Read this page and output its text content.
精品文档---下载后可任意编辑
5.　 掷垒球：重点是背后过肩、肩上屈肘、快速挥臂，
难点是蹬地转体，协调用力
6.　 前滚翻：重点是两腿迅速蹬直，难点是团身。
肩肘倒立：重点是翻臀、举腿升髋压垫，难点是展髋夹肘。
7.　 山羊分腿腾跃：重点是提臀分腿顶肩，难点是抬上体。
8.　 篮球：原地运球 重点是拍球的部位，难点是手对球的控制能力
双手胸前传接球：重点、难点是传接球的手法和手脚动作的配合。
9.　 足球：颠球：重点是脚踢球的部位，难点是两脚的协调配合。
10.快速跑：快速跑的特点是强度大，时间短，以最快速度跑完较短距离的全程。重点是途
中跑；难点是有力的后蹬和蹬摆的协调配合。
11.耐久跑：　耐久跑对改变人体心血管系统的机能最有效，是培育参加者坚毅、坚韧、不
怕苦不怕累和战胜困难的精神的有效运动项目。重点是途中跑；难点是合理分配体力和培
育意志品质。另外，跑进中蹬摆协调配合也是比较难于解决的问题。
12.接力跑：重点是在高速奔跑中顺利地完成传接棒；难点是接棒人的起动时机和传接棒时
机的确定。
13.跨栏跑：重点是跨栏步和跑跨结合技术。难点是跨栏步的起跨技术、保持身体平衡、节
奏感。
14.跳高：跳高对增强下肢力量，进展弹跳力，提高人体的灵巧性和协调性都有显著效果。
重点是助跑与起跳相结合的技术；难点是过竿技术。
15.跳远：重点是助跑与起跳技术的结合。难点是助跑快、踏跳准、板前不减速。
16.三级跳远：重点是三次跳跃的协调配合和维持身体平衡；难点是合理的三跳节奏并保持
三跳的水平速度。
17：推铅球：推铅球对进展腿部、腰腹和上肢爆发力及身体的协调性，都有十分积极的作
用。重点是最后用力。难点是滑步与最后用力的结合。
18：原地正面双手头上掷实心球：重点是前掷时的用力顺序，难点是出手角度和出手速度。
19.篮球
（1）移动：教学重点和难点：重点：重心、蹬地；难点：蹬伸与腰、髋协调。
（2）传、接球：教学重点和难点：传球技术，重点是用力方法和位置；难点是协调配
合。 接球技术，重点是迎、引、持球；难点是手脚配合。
==========
All of the entries need to be reproduced exactly; please write them out.

Read this page and output its text content.
精品文档---下载后可任意编辑
5.　 掷垒球：重点是背后过肩、肩上屈肘、快速挥臂，
难点是蹬地转体，协调用力
6.　 前滚翻：重点是两腿迅速蹬直，难点是团身。
肩肘倒立：重点是翻臀、举腿升髋压垫，难点是展髋夹肘。
7.　 山羊分腿腾跃：重点是提臀分腿顶肩，难点是抬上体。
8.　 篮球：原地运球 重点是拍球的部位，难点是手对球的控制能力
双手胸前传接球：重点、难点是传接球的手法和手脚动作的配合。
9.　 足球：颠球：重点是脚踢球的部位，难点是两脚的协调配合。
10.快速跑：快速跑的特点是强度大，时间短，以最快速度跑完较短距离的全程。重点是途
中跑；难点是有力的后蹬和蹬摆的协调配合。
11.耐久跑：　耐久跑对改变人体心血管系统的机能最有效，是培育参加者坚毅、坚韧、不
怕苦不怕累和战胜困难的精神的有效运动项目。重点是途中跑；难点是合理分配体力和培
育意志品质。另外，跑进中蹬摆协调配合也是比较难于解决的问题。
12.接力跑：重点是在高速奔跑中顺利地完成传接棒；难点是接棒人的起动时机和传接棒时
机的确定。
13.跨栏跑：重点是跨栏步和跑跨结合技术。难点是跨栏步的起跨技术、保持身体平衡、节
奏感。
14.跳高：跳高对增强下肢力量，进展弹跳力，提高人体的灵巧性和协调性都有显著效果。
重点是助跑与起跳相结合的技术；难点是过竿技术。
15.跳远：重点是助跑与起跳技术的结合。难点是助跑快、踏跳准、板前不减速。
16.三级跳远：重点是三次跳跃的协调配合和维持身体平衡；难点是合理的三跳节奏并保持
三跳的水平速度。
17：推铅球：推铅球对进展腿部、腰腹和上肢爆发力及身体的协调性，都有十分积极的作
用。重点是最后用力。难点是滑步与最后用力的结合。
18：原地正面双手头上掷实心球：重点是前掷时的用力顺序，难点是出手角度和出手速度。
19.篮球
（1）移动：教学重点和难点：重点：重心、蹬地；难点：蹬伸与腰、髋协调。
（2）传、接球：教学重点和难点：传球技术，重点是用力方法和位置；难点是协调配
合。 接球技术，重点是迎、引、持球；难点是手脚配合。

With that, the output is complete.